**Exercise prompt**
Pull every line containing "texture" from the data.

**Working data**
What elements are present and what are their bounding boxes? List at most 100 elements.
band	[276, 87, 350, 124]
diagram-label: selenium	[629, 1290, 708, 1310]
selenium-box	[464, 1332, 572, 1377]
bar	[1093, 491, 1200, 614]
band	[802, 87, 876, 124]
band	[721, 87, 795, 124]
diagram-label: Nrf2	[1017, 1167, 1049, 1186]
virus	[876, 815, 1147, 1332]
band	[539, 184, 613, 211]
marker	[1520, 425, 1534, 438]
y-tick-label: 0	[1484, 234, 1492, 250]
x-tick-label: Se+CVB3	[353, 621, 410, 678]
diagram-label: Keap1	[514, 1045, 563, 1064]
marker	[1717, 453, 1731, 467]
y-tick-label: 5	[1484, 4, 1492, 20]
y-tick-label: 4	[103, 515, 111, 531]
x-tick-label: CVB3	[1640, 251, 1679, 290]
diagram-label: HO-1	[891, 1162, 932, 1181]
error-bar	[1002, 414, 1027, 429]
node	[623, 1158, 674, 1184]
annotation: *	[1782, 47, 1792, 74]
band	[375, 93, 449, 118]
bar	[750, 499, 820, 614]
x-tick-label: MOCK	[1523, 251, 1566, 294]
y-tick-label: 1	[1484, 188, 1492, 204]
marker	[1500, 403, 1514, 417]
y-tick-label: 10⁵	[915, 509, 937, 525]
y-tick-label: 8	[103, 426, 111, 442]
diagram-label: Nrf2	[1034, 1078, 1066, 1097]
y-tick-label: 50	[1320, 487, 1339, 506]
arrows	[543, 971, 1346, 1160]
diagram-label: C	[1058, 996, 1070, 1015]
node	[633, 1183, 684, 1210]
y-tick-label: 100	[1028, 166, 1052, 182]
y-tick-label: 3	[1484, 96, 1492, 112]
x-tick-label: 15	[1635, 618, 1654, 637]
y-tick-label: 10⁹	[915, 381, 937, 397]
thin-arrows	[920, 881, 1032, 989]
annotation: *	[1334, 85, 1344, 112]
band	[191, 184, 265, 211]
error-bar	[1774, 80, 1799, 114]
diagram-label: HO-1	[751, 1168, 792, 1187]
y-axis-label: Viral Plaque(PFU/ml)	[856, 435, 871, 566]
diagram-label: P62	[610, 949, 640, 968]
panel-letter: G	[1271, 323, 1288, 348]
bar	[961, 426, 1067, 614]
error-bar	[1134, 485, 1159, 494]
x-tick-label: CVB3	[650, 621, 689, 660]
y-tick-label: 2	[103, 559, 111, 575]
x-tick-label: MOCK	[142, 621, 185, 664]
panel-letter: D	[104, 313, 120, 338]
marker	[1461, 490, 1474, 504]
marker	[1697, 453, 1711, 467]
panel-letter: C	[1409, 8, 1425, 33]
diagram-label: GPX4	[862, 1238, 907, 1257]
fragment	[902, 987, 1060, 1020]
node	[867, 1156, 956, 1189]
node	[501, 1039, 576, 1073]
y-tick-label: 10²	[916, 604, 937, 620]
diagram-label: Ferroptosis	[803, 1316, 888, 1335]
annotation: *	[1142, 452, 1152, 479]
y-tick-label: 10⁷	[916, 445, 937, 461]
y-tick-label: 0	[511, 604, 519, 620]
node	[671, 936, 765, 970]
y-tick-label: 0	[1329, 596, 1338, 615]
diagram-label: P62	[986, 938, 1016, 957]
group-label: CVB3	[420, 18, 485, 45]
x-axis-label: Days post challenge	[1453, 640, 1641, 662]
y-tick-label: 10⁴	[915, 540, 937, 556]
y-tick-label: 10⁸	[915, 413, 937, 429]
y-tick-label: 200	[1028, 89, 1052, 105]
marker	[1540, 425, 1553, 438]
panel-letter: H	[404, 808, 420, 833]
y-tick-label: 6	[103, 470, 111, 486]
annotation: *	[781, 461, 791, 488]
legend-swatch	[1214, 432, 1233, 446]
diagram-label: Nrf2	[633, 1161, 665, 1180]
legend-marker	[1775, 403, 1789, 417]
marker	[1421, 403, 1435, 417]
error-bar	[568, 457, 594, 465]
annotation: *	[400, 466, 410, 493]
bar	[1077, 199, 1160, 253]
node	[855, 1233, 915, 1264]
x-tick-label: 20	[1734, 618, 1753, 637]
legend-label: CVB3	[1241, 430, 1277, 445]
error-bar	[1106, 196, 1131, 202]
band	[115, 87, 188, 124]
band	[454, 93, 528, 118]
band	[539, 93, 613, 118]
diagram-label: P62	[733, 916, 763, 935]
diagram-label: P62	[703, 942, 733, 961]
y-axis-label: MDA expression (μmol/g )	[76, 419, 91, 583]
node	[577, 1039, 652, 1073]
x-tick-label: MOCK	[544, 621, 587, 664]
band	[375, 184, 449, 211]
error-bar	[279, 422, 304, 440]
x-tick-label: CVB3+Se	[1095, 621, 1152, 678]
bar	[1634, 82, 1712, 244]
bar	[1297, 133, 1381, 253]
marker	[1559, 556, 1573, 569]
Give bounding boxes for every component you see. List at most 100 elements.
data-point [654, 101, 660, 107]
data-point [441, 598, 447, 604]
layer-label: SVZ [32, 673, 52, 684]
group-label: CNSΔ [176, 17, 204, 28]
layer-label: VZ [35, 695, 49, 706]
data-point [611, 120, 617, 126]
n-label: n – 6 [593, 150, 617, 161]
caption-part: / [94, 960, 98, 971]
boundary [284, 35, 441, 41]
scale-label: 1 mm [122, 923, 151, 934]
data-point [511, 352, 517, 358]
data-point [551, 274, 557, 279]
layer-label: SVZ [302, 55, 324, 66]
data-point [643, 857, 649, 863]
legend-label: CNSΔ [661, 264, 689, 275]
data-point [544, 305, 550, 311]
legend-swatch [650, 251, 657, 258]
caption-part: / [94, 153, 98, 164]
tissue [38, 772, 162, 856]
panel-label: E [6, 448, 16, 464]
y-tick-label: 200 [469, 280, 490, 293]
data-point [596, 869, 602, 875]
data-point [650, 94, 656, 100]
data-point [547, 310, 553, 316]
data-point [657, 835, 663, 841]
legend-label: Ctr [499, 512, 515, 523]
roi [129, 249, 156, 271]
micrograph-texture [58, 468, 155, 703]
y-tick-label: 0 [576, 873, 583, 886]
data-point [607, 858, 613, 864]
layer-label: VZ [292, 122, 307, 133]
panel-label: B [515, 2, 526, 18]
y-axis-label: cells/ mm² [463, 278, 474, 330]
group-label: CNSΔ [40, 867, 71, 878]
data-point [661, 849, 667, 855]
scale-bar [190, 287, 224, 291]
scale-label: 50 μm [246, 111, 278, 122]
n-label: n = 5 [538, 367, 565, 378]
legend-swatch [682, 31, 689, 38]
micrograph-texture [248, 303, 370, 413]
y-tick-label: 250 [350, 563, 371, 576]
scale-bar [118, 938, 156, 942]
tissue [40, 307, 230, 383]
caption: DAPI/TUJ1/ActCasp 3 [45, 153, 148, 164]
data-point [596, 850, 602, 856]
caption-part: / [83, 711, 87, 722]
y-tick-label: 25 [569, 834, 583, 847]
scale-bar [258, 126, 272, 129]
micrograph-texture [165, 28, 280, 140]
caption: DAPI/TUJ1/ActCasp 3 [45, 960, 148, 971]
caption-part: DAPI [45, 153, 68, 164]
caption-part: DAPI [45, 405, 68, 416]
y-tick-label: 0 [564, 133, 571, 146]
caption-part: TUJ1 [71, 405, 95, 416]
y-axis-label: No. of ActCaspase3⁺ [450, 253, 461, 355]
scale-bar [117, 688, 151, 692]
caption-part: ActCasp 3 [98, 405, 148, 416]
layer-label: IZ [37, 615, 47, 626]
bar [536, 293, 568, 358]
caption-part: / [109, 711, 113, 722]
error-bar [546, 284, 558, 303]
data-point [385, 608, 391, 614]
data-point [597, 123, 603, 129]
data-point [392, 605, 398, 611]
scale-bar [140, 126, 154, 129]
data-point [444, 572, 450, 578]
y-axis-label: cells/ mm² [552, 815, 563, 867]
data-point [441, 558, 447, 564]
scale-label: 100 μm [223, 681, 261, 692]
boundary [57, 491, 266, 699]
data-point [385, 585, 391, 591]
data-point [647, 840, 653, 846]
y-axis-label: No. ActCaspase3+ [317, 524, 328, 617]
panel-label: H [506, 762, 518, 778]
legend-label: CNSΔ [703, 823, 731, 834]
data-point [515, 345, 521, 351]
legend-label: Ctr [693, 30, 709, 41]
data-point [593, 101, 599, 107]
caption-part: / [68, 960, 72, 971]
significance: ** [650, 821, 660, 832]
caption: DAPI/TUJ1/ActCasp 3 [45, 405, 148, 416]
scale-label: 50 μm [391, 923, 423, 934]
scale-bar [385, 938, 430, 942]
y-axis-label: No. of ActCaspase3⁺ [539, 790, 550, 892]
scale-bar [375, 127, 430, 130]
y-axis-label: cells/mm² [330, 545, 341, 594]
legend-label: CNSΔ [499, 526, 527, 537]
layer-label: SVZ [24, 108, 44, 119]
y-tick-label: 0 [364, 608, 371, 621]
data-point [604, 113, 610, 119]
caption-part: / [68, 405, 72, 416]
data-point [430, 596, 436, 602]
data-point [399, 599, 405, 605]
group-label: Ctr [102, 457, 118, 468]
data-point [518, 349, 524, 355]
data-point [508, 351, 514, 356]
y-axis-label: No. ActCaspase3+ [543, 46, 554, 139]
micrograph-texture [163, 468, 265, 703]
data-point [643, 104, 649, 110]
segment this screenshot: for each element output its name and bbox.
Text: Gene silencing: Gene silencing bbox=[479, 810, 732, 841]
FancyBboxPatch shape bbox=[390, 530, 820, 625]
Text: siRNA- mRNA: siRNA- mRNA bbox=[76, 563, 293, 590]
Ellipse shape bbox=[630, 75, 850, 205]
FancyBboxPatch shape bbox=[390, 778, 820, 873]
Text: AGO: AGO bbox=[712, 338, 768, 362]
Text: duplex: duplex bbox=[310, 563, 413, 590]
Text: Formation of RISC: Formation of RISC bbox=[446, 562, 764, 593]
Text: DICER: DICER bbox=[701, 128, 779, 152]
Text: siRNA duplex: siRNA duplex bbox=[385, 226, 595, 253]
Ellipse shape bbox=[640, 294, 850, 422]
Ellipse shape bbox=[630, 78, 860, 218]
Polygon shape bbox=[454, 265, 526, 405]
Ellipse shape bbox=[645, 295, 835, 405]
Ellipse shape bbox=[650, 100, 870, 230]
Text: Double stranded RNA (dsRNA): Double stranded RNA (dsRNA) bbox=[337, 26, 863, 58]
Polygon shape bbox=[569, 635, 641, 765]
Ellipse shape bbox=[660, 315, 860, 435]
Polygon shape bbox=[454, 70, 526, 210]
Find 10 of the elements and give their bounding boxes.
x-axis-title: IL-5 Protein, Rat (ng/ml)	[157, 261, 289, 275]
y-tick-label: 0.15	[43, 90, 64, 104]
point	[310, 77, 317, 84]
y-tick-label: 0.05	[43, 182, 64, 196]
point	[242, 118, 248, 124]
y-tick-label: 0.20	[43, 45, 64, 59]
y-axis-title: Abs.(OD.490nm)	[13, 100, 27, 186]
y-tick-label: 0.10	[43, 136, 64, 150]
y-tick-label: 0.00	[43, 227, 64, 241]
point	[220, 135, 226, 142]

**Exercise response**
micrograph-texture [58, 468, 155, 703]
micrograph-texture [248, 303, 370, 413]
micrograph-texture [165, 28, 280, 140]
micrograph-texture [163, 468, 265, 703]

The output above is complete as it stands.